» MATERIAL FOR THIS EXERCISE:
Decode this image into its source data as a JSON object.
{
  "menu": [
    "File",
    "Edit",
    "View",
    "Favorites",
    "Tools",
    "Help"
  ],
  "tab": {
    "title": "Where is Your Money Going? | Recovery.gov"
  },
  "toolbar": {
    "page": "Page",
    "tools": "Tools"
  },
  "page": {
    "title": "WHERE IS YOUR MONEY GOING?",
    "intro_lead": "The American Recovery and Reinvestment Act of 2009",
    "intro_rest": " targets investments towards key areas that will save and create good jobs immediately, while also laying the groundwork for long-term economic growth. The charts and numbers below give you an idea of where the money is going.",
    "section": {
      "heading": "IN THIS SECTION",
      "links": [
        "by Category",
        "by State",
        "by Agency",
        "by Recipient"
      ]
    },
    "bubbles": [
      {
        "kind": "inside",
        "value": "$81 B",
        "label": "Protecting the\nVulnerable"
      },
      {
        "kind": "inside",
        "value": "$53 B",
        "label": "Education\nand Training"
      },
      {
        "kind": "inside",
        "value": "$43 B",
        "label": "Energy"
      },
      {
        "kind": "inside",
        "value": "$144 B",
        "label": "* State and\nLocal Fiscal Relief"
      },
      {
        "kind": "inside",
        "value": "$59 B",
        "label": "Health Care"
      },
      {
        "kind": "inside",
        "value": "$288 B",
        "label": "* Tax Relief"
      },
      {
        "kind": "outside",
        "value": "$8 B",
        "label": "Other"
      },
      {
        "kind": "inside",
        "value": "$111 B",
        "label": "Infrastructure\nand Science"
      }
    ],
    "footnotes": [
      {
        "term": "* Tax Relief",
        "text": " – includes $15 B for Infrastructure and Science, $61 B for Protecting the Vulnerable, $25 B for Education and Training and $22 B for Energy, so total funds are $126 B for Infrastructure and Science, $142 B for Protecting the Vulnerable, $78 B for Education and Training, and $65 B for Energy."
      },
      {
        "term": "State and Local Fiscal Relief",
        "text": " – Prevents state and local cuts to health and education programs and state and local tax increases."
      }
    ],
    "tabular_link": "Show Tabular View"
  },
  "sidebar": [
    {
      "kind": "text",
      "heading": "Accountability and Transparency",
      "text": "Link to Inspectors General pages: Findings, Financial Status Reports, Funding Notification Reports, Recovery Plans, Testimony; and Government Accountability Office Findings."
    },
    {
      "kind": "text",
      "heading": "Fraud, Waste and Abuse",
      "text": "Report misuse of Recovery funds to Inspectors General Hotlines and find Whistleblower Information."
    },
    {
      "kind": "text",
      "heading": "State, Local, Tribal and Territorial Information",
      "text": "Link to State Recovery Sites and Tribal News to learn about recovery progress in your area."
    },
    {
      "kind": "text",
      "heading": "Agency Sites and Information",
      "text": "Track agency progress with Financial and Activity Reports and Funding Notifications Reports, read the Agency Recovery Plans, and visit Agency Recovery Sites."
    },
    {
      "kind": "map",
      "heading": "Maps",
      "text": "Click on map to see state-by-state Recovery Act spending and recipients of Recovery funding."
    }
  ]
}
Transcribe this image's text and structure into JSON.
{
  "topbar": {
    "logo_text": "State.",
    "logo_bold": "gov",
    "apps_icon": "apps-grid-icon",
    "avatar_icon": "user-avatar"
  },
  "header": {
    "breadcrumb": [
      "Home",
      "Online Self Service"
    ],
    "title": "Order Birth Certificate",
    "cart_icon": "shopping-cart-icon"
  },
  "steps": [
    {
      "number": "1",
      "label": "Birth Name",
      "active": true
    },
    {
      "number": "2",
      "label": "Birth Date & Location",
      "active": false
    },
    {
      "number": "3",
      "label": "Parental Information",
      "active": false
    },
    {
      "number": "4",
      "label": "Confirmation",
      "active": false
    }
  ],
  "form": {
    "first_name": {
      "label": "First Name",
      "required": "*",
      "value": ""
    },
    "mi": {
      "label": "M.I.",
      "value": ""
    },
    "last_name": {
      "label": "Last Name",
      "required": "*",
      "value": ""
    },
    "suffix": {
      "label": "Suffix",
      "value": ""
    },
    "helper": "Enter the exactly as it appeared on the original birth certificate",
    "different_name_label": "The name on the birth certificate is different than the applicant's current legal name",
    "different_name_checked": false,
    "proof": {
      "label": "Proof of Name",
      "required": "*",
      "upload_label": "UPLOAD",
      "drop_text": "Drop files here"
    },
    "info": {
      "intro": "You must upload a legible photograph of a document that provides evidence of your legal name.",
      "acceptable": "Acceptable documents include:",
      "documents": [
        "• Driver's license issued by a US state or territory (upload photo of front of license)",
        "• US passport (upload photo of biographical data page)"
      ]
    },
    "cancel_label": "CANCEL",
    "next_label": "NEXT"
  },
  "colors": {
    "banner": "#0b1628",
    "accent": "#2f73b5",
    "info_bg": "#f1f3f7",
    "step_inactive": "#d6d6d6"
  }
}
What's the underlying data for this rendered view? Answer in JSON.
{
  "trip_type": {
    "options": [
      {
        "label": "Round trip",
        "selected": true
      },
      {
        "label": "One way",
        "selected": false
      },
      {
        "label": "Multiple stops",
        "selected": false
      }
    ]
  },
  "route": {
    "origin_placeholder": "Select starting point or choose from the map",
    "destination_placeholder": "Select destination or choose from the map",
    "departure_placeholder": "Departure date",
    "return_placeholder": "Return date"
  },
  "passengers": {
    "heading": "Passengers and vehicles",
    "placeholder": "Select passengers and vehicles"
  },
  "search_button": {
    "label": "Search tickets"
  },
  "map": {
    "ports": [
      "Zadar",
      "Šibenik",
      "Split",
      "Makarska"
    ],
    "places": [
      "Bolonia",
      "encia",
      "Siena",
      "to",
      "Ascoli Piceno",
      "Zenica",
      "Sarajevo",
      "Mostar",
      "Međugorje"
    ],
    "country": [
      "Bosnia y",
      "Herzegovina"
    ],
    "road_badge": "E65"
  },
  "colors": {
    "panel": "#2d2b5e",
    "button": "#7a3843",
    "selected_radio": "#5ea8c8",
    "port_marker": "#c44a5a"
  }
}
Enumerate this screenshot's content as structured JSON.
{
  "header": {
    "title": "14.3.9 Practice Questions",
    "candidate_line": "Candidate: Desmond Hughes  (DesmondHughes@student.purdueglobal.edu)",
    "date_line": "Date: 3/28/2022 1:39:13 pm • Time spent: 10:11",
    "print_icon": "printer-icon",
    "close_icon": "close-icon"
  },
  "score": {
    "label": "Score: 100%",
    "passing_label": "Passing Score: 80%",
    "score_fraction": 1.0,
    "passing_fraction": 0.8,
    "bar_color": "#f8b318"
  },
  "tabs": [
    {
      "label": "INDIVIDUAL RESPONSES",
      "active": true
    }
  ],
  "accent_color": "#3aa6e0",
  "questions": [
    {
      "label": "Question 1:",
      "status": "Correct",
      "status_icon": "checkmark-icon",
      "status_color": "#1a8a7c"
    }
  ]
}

» REQUIREMENT: Count the lines of the material that include the word "data", then state only the total.

» THE REPLY: 3